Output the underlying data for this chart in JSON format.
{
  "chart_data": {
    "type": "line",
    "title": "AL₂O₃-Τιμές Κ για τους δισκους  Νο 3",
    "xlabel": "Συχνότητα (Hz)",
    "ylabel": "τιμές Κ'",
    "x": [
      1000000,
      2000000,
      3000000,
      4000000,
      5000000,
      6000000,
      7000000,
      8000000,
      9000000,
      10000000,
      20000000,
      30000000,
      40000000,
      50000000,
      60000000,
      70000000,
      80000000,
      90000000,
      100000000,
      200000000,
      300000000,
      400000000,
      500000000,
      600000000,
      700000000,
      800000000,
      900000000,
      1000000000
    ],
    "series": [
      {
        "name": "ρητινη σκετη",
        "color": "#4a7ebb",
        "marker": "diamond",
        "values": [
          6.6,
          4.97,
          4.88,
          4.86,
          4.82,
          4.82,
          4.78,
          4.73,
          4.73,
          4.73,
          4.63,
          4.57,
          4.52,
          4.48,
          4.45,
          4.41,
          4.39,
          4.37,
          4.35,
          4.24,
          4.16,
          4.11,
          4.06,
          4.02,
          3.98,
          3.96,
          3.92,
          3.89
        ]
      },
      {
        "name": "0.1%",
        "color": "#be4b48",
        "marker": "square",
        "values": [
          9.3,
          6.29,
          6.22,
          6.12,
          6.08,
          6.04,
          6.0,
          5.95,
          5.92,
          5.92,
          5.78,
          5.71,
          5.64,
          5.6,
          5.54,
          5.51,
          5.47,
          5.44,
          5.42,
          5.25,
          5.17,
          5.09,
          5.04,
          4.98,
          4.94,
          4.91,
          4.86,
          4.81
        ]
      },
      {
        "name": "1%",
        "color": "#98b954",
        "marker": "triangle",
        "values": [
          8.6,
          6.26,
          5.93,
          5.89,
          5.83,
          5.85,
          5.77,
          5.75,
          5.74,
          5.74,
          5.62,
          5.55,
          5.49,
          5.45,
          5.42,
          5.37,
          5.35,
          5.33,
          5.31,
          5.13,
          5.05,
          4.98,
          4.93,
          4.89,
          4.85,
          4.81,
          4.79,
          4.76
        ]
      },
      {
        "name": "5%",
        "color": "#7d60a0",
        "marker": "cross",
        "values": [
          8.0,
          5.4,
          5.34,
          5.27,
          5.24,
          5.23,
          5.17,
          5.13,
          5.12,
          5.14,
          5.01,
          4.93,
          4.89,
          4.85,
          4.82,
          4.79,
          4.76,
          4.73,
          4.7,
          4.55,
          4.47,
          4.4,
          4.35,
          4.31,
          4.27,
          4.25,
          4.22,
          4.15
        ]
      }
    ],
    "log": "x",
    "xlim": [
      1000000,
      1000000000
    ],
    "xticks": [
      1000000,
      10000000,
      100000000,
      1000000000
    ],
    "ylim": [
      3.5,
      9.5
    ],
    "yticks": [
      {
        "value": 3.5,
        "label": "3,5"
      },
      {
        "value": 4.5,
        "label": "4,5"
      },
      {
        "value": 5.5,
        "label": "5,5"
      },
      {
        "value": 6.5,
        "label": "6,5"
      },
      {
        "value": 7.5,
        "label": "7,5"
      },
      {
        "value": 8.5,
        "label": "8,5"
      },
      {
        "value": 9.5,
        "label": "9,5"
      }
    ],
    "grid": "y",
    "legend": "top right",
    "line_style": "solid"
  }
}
§ §
Identify and copy the lines holding the word "name".

        "name": "ρητινη σκετη",
        "name": "0.1%",
        "name": "1%",
        "name": "5%",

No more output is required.